## 任务要求
请照原样抄录从含有“Patent image size: (866, 778).”的那一行起、到含有“The front side 12C is at (768, 258).”的那一行止的各行，首尾两行都包括在内。

## 所给数据
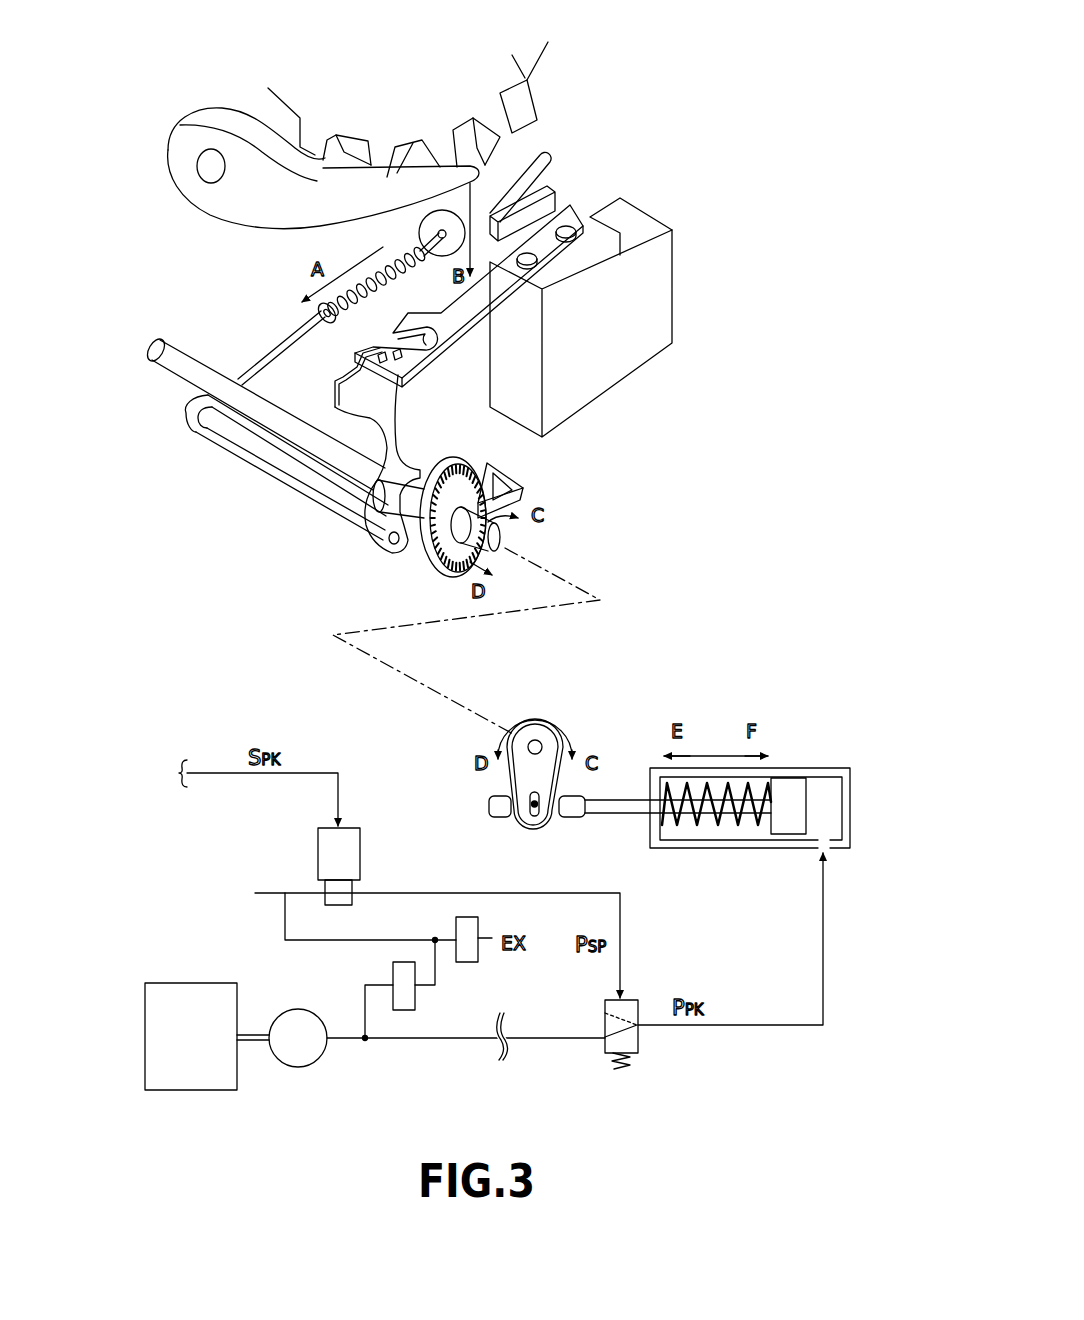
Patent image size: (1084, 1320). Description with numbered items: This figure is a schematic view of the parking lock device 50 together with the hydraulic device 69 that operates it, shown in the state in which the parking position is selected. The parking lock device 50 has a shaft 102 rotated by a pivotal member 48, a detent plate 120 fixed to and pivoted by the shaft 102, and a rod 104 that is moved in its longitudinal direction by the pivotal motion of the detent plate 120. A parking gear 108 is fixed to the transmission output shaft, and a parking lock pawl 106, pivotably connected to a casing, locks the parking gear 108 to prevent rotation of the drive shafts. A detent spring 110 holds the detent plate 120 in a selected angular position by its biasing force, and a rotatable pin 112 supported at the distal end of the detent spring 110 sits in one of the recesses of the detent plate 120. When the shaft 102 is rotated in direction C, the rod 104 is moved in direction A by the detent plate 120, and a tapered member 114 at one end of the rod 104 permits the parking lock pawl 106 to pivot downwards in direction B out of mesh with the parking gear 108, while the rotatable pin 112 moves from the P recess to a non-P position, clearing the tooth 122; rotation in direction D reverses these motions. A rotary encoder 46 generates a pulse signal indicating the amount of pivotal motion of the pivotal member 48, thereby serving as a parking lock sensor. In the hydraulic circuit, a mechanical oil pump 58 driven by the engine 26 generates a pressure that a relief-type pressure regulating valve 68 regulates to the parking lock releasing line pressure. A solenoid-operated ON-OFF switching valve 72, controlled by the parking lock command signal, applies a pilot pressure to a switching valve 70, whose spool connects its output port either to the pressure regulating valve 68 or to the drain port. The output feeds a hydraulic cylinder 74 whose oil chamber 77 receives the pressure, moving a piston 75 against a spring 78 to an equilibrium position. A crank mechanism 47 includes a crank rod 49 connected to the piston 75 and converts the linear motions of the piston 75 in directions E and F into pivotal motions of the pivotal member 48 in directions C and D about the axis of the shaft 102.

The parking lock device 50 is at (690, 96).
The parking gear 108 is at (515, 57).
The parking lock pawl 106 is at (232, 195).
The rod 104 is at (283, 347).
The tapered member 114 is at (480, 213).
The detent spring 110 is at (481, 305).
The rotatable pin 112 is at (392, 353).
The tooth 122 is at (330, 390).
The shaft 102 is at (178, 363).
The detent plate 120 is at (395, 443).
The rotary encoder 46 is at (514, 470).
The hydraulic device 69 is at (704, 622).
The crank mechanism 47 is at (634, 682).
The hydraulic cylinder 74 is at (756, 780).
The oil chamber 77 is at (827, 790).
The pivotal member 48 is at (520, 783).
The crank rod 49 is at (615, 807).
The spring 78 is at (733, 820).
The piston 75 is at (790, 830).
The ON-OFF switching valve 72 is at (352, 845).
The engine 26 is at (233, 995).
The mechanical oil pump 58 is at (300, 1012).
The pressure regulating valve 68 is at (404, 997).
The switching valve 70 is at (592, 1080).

---

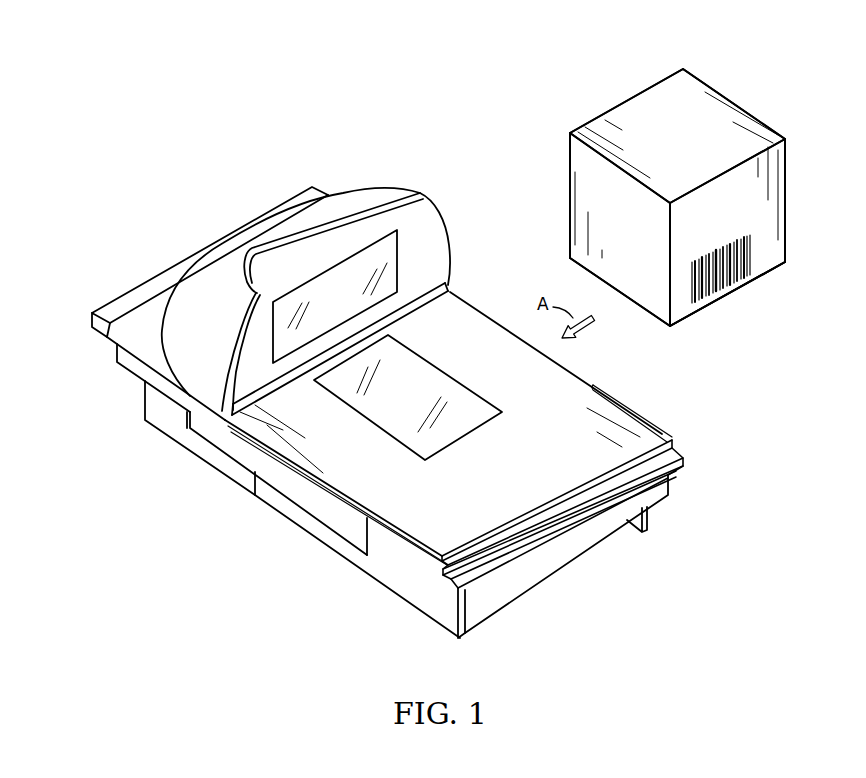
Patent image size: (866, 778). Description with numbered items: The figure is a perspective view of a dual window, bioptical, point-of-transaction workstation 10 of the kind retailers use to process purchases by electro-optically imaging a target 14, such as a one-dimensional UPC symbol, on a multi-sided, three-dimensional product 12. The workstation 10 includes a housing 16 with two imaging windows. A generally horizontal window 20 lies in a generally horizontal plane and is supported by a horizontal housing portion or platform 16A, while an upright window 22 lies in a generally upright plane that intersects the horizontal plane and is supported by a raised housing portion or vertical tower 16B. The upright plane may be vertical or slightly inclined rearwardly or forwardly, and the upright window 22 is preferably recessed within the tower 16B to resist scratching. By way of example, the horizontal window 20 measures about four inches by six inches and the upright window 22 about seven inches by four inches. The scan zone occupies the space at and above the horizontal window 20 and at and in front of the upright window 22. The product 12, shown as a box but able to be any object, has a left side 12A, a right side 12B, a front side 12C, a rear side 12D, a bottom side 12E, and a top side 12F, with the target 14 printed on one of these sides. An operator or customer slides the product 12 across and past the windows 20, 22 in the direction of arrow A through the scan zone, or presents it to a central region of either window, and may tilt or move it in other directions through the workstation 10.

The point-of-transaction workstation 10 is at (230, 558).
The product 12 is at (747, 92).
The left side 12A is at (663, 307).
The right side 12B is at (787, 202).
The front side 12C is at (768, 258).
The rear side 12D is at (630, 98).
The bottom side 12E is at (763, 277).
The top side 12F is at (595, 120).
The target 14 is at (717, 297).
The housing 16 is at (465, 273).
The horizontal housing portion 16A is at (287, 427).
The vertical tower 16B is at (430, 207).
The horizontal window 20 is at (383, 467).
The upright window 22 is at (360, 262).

## 参考答复
Patent image size: (866, 778). Description with numbered items: The figure is a perspective view of a dual window, bioptical, point-of-transaction workstation 10 of the kind retailers use to process purchases by electro-optically imaging a target 14, such as a one-dimensional UPC symbol, on a multi-sided, three-dimensional product 12. The workstation 10 includes a housing 16 with two imaging windows. A generally horizontal window 20 lies in a generally horizontal plane and is supported by a horizontal housing portion or platform 16A, while an upright window 22 lies in a generally upright plane that intersects the horizontal plane and is supported by a raised housing portion or vertical tower 16B. The upright plane may be vertical or slightly inclined rearwardly or forwardly, and the upright window 22 is preferably recessed within the tower 16B to resist scratching. By way of example, the horizontal window 20 measures about four inches by six inches and the upright window 22 about seven inches by four inches. The scan zone occupies the space at and above the horizontal window 20 and at and in front of the upright window 22. The product 12, shown as a box but able to be any object, has a left side 12A, a right side 12B, a front side 12C, a rear side 12D, a bottom side 12E, and a top side 12F, with the target 14 printed on one of these sides. An operator or customer slides the product 12 across and past the windows 20, 22 in the direction of arrow A through the scan zone, or presents it to a central region of either window, and may tilt or move it in other directions through the workstation 10.

The point-of-transaction workstation 10 is at (230, 558).
The product 12 is at (747, 92).
The left side 12A is at (663, 307).
The right side 12B is at (787, 202).
The front side 12C is at (768, 258).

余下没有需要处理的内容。